** START OF ENTRIES SHOWN **
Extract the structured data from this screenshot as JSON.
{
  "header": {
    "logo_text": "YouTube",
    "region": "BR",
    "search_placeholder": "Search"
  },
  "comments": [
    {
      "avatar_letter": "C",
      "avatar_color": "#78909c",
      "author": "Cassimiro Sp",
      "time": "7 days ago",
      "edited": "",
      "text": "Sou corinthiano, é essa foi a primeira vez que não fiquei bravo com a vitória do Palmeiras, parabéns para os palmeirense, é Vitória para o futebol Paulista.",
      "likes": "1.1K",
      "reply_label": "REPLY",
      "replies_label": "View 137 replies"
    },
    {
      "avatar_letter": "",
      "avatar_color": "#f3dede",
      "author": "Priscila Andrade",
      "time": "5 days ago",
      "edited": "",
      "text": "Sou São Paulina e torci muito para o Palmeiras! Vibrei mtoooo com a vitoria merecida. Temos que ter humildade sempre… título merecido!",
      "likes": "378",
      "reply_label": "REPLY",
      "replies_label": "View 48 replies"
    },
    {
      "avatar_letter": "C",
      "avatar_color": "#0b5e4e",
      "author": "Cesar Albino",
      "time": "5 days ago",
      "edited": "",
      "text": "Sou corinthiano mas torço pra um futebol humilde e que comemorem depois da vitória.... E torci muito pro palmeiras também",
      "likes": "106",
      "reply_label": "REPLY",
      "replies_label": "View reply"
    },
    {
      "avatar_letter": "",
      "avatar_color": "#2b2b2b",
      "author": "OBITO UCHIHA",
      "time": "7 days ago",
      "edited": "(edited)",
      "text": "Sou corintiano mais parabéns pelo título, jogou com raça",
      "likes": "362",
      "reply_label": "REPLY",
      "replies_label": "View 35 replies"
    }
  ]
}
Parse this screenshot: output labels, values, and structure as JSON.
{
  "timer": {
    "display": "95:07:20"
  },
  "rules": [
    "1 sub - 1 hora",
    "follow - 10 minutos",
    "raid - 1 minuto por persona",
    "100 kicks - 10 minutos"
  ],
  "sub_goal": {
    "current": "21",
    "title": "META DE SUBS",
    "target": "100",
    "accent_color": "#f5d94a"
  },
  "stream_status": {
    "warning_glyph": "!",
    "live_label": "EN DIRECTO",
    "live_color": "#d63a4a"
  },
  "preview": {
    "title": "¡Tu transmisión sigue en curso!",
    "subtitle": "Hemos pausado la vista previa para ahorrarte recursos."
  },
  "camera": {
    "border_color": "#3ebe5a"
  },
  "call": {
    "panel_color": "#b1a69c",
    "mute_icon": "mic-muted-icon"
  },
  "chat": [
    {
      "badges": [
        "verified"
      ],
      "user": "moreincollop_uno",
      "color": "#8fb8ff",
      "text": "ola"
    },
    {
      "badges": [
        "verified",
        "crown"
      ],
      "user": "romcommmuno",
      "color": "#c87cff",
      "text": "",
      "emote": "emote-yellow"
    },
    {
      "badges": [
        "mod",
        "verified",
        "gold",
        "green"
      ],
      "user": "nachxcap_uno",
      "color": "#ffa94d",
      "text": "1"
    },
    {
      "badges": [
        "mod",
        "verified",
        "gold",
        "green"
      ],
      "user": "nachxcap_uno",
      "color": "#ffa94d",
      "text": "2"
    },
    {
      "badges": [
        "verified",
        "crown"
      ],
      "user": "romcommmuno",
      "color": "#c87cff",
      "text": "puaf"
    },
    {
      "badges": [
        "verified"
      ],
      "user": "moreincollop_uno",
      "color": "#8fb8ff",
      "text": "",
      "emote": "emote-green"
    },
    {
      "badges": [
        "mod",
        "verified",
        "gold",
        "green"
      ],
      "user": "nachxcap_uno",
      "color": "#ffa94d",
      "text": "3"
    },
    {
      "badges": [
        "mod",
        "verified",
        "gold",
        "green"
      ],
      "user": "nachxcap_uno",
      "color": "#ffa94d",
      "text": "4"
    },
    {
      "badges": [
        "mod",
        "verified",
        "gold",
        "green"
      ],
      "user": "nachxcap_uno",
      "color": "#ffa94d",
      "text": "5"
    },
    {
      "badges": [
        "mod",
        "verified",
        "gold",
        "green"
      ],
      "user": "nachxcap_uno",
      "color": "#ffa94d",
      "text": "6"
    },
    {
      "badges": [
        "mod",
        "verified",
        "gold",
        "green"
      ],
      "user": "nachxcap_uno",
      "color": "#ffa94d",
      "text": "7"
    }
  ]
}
** END OF ENTRIES SHOWN **
> [REQUEST] Pull every line containing "vitória" from the data.

> [ANSWER]
      "text": "Sou corinthiano, é essa foi a primeira vez que não fiquei bravo com a vitória do Palmeiras, parabéns para os palmeirense, é Vitória para o futebol Paulista.",
      "text": "Sou corinthiano mas torço pra um futebol humilde e que comemorem depois da vitória.... E torci muito pro palmeiras também",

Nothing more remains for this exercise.